(Extracted records)
- - -
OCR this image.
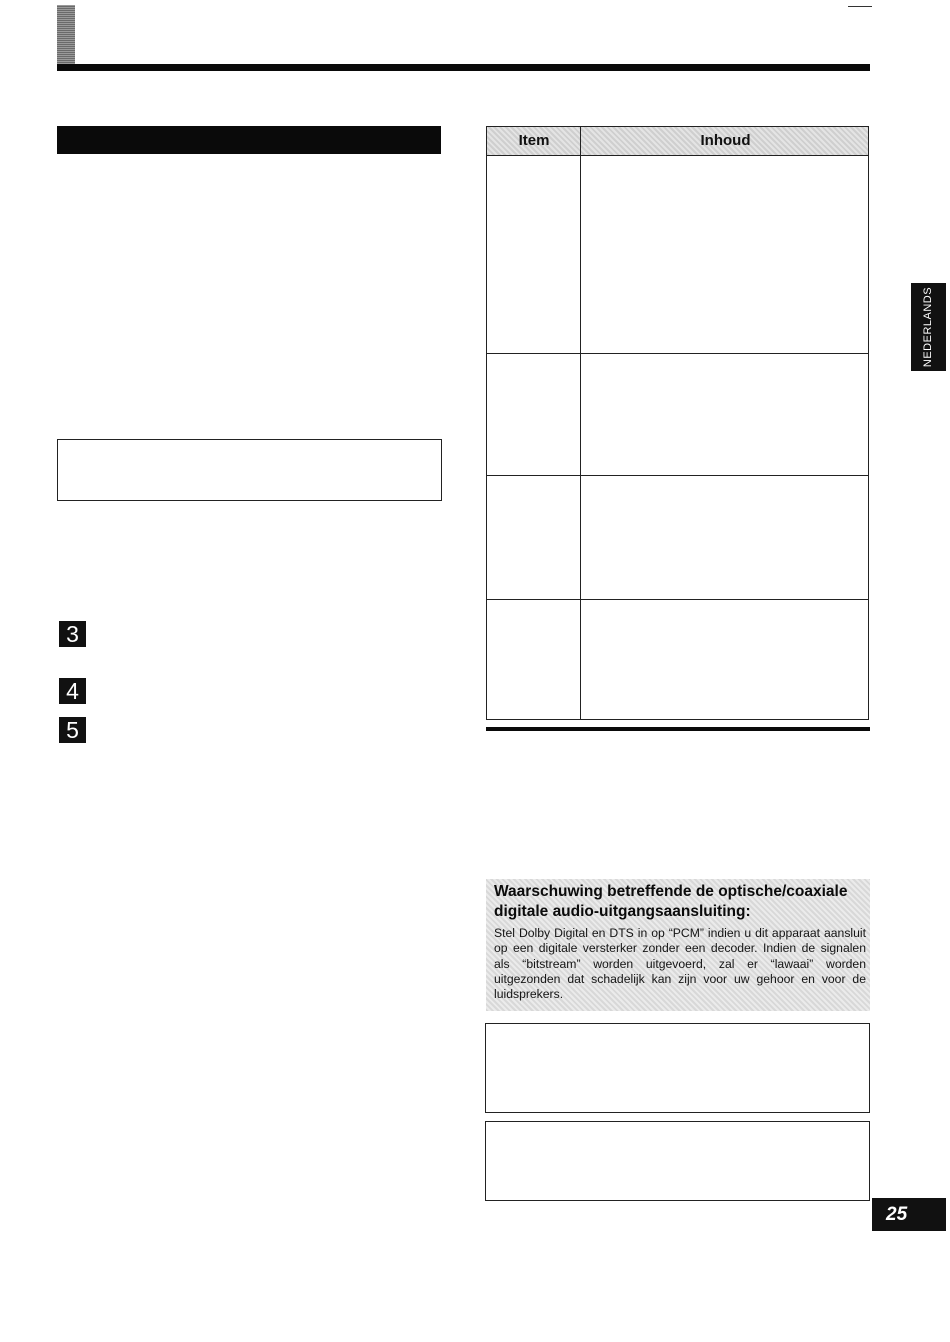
3
4
5
Item	Inhoud

Waarschuwing betreffende de optische/coaxiale digitale audio-uitgangsaansluiting:

Stel Dolby Digital en DTS in op “PCM” indien u dit apparaat aansluit op een digitale versterker zonder een decoder. Indien de signalen als “bitstream” worden uitgevoerd, zal er “lawaai” worden uitgezonden dat schadelijk kan zijn voor uw gehoor en voor de luidsprekers.

NEDERLANDS
25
- - -
Copy the entries above faithfully and omit every image.

OCR this image.
3
4
5
Item	Inhoud

Waarschuwing betreffende de optische/coaxiale digitale audio-uitgangsaansluiting:

Stel Dolby Digital en DTS in op “PCM” indien u dit apparaat aansluit op een digitale versterker zonder een decoder. Indien de signalen als “bitstream” worden uitgevoerd, zal er “lawaai” worden uitgezonden dat schadelijk kan zijn voor uw gehoor en voor de luidsprekers.

NEDERLANDS
25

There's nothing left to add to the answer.